Given exercise:
Extract all lines containing "Accenture".

Record set:
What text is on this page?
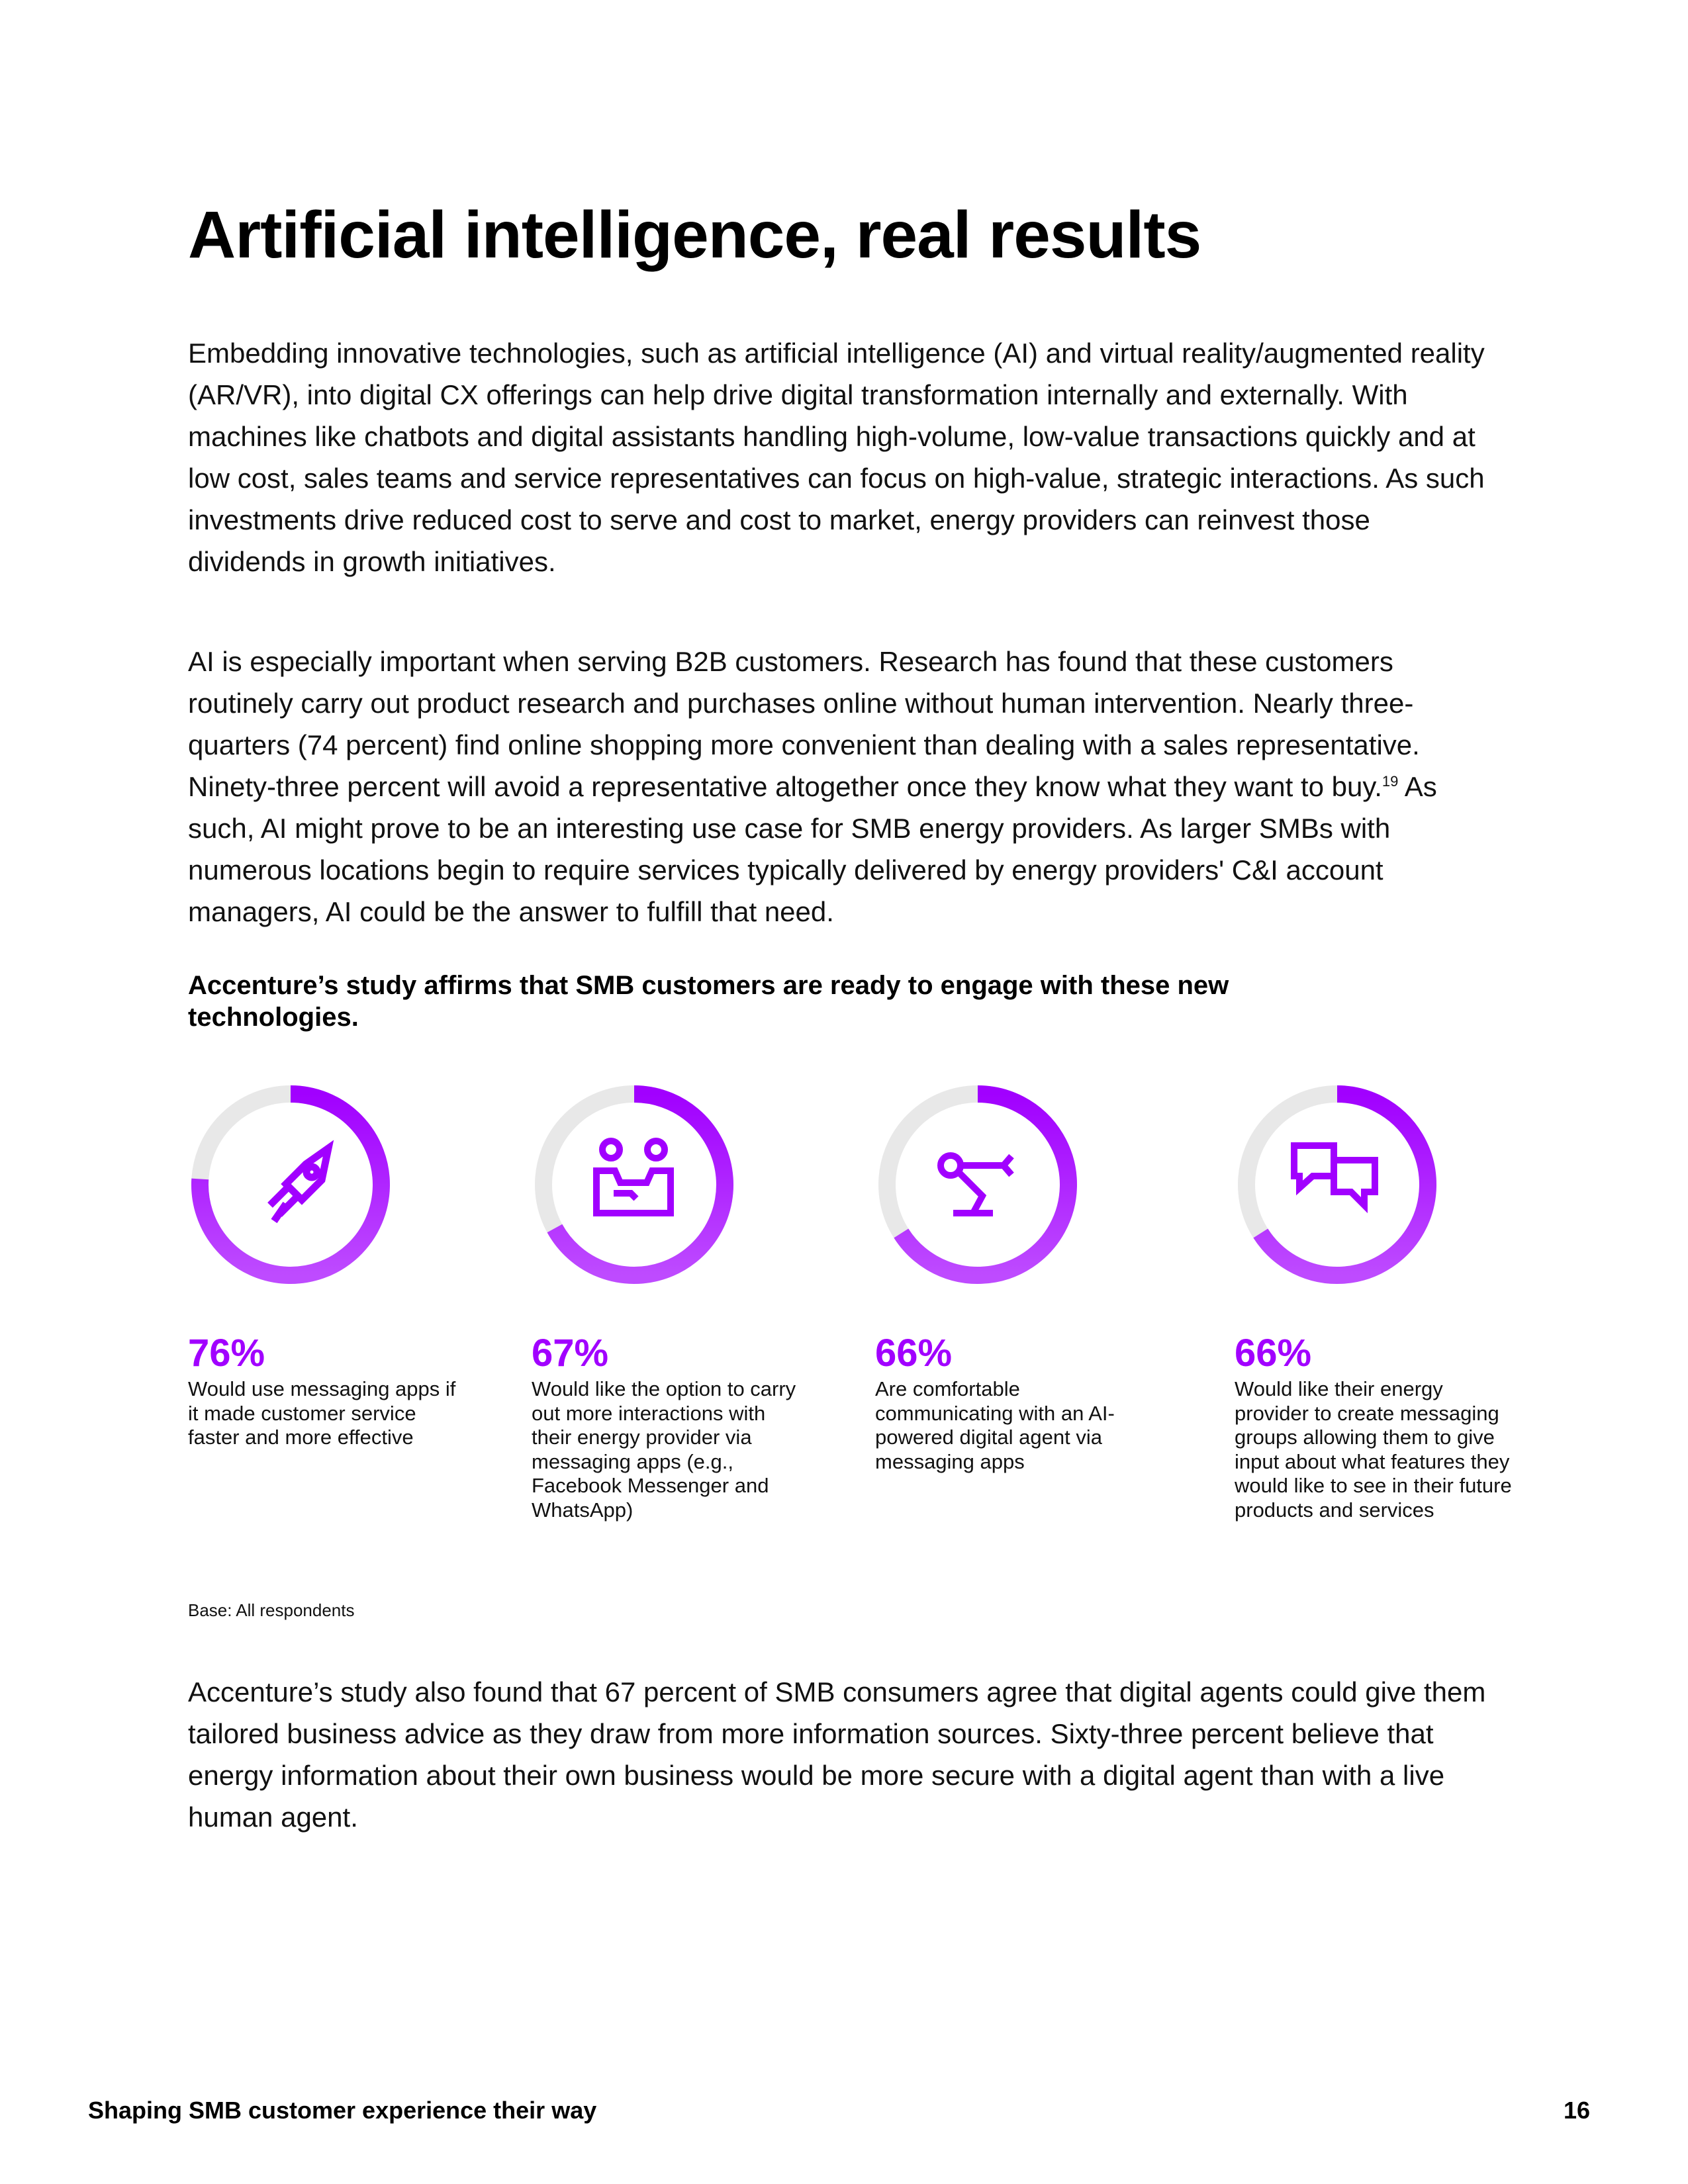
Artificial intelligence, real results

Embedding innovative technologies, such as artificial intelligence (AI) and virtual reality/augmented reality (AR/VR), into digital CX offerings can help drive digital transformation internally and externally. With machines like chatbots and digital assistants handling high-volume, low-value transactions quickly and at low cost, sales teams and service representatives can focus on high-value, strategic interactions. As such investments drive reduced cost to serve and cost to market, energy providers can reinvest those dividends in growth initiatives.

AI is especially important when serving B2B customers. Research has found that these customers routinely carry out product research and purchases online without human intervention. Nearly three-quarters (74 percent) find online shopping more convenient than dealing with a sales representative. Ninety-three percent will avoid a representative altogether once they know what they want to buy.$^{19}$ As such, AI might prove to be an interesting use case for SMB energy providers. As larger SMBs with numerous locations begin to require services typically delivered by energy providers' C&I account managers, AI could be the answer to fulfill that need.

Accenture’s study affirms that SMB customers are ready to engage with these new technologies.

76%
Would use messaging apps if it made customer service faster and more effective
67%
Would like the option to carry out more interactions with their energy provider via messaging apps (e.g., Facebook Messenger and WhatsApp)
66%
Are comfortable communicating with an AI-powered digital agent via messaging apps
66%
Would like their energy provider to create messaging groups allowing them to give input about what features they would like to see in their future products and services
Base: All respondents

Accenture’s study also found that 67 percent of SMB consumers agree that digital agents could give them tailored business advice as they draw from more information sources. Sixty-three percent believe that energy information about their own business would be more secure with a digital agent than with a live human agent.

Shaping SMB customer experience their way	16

Expected output:
Accenture’s study affirms that SMB customers are ready to engage with these new technologies.
Accenture’s study also found that 67 percent of SMB consumers agree that digital agents could give them tailored business advice as they draw from more information sources. Sixty-three percent believe that energy information about their own business would be more secure with a digital agent than with a live human agent.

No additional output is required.